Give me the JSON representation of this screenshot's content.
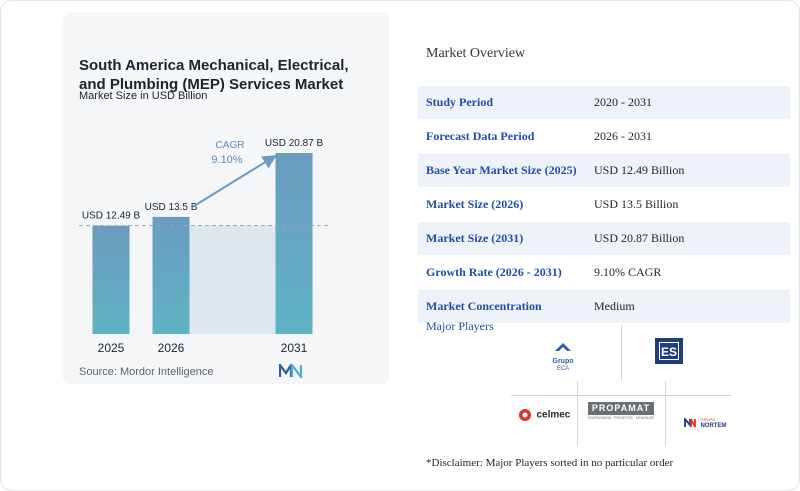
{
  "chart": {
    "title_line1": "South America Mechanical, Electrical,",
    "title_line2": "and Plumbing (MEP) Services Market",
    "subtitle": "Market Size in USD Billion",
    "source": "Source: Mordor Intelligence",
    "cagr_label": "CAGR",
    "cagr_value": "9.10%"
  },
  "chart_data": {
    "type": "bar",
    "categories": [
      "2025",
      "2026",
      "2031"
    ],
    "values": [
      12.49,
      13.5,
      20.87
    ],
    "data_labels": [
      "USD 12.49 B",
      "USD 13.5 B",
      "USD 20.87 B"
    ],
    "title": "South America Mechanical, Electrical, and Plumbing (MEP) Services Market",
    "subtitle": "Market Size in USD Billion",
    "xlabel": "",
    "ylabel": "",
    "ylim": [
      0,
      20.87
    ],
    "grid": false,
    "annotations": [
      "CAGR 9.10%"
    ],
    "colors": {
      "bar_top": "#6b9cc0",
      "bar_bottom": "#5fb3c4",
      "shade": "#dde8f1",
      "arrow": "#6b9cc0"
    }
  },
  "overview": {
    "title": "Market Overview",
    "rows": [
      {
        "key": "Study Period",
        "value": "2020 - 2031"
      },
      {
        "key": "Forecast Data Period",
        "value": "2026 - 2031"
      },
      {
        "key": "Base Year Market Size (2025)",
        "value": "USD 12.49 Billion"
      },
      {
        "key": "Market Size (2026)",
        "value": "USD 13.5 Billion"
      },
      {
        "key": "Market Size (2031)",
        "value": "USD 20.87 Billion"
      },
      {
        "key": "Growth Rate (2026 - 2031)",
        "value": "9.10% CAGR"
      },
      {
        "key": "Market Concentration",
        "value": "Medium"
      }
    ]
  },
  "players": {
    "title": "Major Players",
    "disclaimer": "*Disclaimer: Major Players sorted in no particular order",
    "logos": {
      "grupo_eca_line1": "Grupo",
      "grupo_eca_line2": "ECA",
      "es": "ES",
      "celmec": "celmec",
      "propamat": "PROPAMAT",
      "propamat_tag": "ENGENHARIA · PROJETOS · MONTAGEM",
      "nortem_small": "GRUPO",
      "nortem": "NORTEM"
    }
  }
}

...

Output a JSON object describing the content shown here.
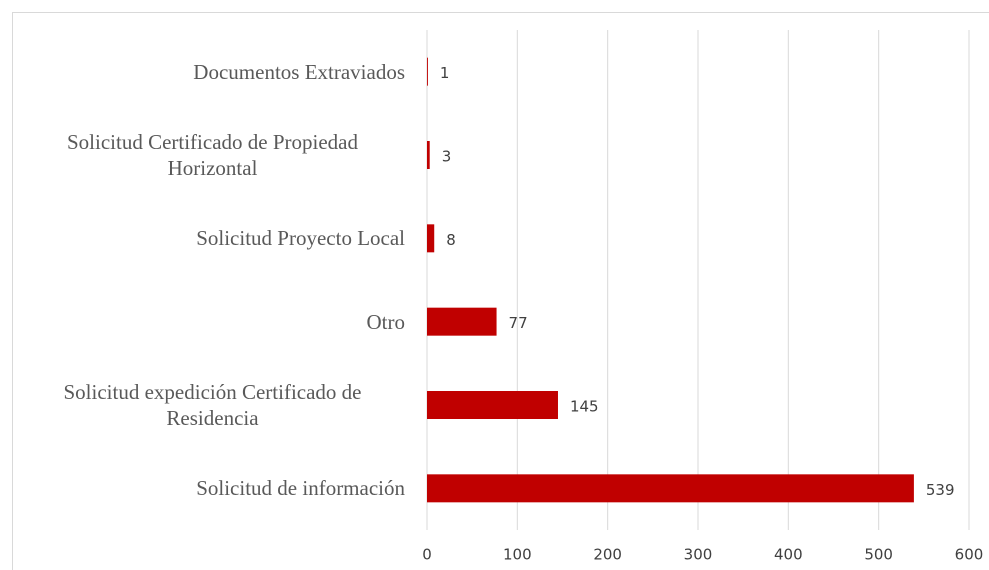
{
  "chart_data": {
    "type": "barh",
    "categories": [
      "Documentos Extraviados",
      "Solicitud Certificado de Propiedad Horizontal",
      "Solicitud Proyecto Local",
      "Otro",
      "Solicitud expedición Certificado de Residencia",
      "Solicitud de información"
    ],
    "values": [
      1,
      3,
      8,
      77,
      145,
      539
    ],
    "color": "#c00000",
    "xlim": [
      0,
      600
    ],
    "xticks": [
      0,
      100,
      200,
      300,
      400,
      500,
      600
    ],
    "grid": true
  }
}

...

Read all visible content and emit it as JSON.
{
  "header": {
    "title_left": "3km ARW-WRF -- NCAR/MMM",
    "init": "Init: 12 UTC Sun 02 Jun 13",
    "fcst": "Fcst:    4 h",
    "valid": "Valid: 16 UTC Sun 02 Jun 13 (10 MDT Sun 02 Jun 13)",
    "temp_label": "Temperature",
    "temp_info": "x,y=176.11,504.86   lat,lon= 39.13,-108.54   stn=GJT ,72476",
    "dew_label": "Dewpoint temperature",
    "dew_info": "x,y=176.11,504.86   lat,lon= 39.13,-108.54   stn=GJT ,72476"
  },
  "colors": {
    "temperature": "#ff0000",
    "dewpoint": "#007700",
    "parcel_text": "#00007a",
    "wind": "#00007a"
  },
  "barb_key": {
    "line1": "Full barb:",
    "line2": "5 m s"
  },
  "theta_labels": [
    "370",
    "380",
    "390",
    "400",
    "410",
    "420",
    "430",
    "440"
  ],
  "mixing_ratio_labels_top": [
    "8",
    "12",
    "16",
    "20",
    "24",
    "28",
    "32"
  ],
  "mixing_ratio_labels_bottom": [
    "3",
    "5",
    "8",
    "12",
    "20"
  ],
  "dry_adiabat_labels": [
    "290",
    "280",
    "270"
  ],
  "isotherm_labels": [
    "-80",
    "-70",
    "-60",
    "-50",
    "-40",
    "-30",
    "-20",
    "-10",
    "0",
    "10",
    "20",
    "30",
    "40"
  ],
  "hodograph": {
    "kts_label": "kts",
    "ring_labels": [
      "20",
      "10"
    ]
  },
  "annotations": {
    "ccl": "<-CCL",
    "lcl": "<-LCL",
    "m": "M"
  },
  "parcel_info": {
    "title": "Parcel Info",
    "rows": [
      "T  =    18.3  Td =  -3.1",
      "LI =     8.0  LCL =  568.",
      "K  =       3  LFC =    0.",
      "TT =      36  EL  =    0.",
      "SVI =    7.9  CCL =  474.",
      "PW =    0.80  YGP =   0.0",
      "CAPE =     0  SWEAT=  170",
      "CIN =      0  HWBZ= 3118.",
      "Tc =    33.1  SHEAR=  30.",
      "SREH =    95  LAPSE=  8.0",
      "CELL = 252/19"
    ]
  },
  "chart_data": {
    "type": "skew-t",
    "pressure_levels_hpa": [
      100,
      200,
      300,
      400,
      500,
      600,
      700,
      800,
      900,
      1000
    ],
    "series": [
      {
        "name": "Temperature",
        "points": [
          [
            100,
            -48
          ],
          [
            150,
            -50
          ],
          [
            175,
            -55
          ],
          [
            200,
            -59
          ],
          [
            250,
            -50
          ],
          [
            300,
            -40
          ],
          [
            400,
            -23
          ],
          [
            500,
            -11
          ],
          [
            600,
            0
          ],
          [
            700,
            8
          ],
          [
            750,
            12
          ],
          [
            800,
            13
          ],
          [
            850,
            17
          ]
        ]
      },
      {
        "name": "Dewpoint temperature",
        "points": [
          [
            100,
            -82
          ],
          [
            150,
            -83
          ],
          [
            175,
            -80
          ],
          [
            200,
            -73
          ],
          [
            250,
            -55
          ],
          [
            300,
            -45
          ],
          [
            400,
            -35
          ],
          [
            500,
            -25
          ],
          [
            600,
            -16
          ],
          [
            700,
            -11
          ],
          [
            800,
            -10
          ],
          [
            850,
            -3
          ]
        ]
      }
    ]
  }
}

## [Problem description]
Gather every line containing the word "Solicitud" and copy it.

## [The reply]
      "Solicitud Certificado de Propiedad Horizontal",
      "Solicitud Proyecto Local",
      "Solicitud expedición Certificado de Residencia",
      "Solicitud de información"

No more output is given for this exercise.